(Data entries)
════════
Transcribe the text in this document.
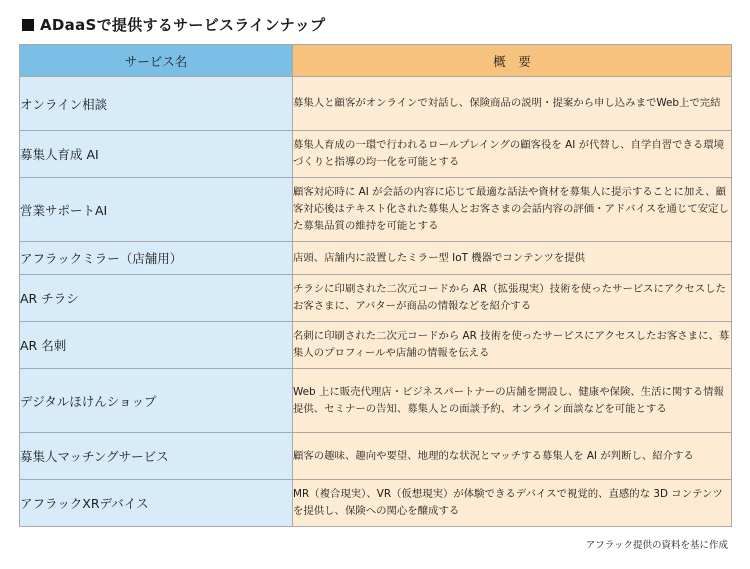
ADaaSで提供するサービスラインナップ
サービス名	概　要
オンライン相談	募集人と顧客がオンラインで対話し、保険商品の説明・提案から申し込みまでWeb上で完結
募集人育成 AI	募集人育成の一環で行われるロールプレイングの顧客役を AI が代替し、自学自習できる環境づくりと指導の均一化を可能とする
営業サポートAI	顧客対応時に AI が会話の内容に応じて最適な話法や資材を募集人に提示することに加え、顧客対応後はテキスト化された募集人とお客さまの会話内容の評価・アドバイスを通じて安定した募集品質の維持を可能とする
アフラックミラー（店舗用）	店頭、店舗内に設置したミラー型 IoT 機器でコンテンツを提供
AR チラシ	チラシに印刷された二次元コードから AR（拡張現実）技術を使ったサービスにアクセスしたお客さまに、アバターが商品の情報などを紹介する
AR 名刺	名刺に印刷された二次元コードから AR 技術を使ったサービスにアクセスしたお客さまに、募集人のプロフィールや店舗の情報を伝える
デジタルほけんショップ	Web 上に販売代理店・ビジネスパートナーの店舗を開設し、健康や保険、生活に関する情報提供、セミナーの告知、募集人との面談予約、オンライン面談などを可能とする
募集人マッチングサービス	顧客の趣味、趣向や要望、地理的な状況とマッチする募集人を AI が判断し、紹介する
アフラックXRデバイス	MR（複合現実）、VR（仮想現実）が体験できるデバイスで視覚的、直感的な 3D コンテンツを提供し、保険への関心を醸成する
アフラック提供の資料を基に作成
════════
_What is expected:_
Your task is to retype all the entries exactly and leave out any pictures.

_Task result:_
Transcribe the text in this document.
ADaaSで提供するサービスラインナップ
サービス名	概　要
オンライン相談	募集人と顧客がオンラインで対話し、保険商品の説明・提案から申し込みまでWeb上で完結
募集人育成 AI	募集人育成の一環で行われるロールプレイングの顧客役を AI が代替し、自学自習できる環境づくりと指導の均一化を可能とする
営業サポートAI	顧客対応時に AI が会話の内容に応じて最適な話法や資材を募集人に提示することに加え、顧客対応後はテキスト化された募集人とお客さまの会話内容の評価・アドバイスを通じて安定した募集品質の維持を可能とする
アフラックミラー（店舗用）	店頭、店舗内に設置したミラー型 IoT 機器でコンテンツを提供
AR チラシ	チラシに印刷された二次元コードから AR（拡張現実）技術を使ったサービスにアクセスしたお客さまに、アバターが商品の情報などを紹介する
AR 名刺	名刺に印刷された二次元コードから AR 技術を使ったサービスにアクセスしたお客さまに、募集人のプロフィールや店舗の情報を伝える
デジタルほけんショップ	Web 上に販売代理店・ビジネスパートナーの店舗を開設し、健康や保険、生活に関する情報提供、セミナーの告知、募集人との面談予約、オンライン面談などを可能とする
募集人マッチングサービス	顧客の趣味、趣向や要望、地理的な状況とマッチする募集人を AI が判断し、紹介する
アフラックXRデバイス	MR（複合現実）、VR（仮想現実）が体験できるデバイスで視覚的、直感的な 3D コンテンツを提供し、保険への関心を醸成する
アフラック提供の資料を基に作成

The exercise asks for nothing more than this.